◆ **Extract**:
Thanks for warning us gals to be on our guard. Posts like this, however eloquent they may be, make me thank goodness every day that I have a wonderful husband like Art. He likes sex too. A lot. But he likes sex with only a certain type of woman, and that is a woman who is very, very, very ME. I happen to be very, very, very fat too, but he loves me first and my fat second. :wubu: 

Methinks many men simply don't grasp that sex generally involves a woman, and that woman should be a full and equal partner, not merely an object. If you think sex with a fat woman is great, you ain't had nothin' yet until you've had romantic interludes with the woman you really deeply love. And that includes plenty of foreplay and massages too. Sometimes it's skyrockets in flight, and sometimes it's a warm fulfilling glow, and everything in between. :smitten: 


ManOWar said:


> A foot massage, sure.


Gee, I hope that's not too much of a sacrifice. There's nothing like an ecstatic foot massage to make me squeal. My feet work hard carrying around all this luscious fat. 

PS. I once asked my husband what it was like to have sex with a thin woman. He claims to have no memory of any such incident. Sweet talker! Extra hugs.


----------



## Shala (Dec 12, 2006)

This thread has me thinking of a conversation my sister and I had with some skinny girls awhile back. We were discussing which was better at sex..the skinny girls or the fat ones. My sister made a very good point. She said us fat girls make better sex partners because when a man makes a big girl feel very comfortable, she gives herself completely. Since we struggle with acceptance in socieyy all the time, when we truly get it in an intimate setting, we can really relax. Its a huge relief to be so exposed.....and so accepted in it. So maybe skinny girls have it harder in that area. They're trying to constantly live up to society's vision of beauty and sexiness that they can never really let go and enjoy themselves. Not sure if this makes much sense to ya'll....but it struck home with me.


----------



## activistfatgirl (Dec 12, 2006)

I think ultimately, thin girls get less opportunity to be worshiped than fat ones who are confident and involved with fat lovers. There's something a bit more sacred and special there.

However, I'd never say I was a better lover. There's been times I wish I had more flexibility, times I wished my big thighs would melt away so I could move quicker, times when I wanted to take up less space so things would work out better (who doesn't have fantasies about being tossed about, too?). But its always worth it in the end.


----------



## ManOWar (Dec 12, 2006)

TallFatSue said:


> Thanks for warning us gals to be on our guard. Posts like this, however eloquent they may be, make me thank goodness every day that I have a wonderful husband like Art.



*Please do not worry. I will not come to your town with my cape and my fangs and attempt to lure you away with my wild lust, as surely as I am going to hell for it! 

MOW, the Unwonderful, the superficial, the damned.

*


----------



## KnottyOne (Dec 12, 2006)

BigCutieSasha said:


> Hope it wasnt too bad of an experience Knotty.

◆ **Stored data**:

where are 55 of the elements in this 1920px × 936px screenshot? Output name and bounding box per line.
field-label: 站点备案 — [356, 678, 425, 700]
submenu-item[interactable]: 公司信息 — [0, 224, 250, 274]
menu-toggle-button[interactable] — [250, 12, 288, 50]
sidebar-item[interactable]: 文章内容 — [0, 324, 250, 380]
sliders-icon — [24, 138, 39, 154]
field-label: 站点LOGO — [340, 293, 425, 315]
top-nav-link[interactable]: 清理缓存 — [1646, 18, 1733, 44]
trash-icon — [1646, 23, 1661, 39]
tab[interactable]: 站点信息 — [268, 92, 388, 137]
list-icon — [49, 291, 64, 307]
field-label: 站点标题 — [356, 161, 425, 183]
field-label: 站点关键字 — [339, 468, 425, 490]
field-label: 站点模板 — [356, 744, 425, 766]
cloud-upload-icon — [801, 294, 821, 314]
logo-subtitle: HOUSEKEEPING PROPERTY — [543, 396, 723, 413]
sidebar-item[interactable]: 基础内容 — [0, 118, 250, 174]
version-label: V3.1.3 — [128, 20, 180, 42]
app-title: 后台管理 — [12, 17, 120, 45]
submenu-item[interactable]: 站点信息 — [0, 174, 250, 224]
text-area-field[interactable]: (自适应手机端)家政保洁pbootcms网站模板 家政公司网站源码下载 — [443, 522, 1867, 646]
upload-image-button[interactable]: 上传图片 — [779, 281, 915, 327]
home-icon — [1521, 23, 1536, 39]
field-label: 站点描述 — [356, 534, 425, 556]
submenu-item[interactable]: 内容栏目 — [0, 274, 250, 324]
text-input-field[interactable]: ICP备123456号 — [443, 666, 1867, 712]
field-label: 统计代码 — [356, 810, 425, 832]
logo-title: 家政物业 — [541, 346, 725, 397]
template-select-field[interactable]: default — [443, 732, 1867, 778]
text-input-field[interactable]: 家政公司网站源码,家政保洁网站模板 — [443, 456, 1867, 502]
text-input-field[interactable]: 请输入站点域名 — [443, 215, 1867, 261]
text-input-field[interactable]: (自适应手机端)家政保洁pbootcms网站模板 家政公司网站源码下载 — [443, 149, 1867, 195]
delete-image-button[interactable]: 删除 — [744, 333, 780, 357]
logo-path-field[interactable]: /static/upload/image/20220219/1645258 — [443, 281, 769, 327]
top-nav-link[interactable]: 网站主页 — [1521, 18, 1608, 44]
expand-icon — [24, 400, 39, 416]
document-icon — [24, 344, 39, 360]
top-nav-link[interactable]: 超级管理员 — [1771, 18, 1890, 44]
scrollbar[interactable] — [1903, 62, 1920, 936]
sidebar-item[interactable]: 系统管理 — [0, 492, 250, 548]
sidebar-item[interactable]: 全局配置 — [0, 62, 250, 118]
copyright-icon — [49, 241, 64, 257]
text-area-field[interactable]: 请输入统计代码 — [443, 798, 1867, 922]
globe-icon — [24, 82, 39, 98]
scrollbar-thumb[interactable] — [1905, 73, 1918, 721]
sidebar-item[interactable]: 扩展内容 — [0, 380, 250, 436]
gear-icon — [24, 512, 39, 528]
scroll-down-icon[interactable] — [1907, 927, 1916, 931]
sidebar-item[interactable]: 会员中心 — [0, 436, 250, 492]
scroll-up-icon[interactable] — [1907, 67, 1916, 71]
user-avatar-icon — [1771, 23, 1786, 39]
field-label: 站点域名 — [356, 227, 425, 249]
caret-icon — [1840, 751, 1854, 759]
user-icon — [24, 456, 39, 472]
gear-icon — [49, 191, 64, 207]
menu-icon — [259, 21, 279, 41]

◆ **Objective 1**: Using the forum thread, decide whether each statement agrees with it. Answer yes or no and quote the words that decide it. (a) Art claims to remember having sex with a thin woman. (b) Shala's sister took part in the conversation with some skinny girls. (c) activistfatgirl says she is a better lover.
◆ **Objective 2**: Please write out the part of the forum thread from "However, I'd never" to "ManOWar (Dec 12, 2006)".
◆ **Objective 3**: List every username in the forum thread that appears with a post date beside it.

◆ **Answer 1**:
(a) No: "He claims to have no memory of any such incident."
(b) Yes: "a conversation my sister and I had with some skinny girls awhile back"
(c) No: "However, I'd never say I was a better lover."

◆ **Answer 2**:
However, I'd never say I was a better lover. There's been times I wish I had more flexibility, times I wished my big thighs would melt away so I could move quicker, times when I wanted to take up less space so things would work out better (who doesn't have fantasies about being tossed about, too?). But its always worth it in the end.


----------



## ManOWar (Dec 12, 2006)

◆ **Answer 3**: Shala, activistfatgirl, ManOWar, KnottyOne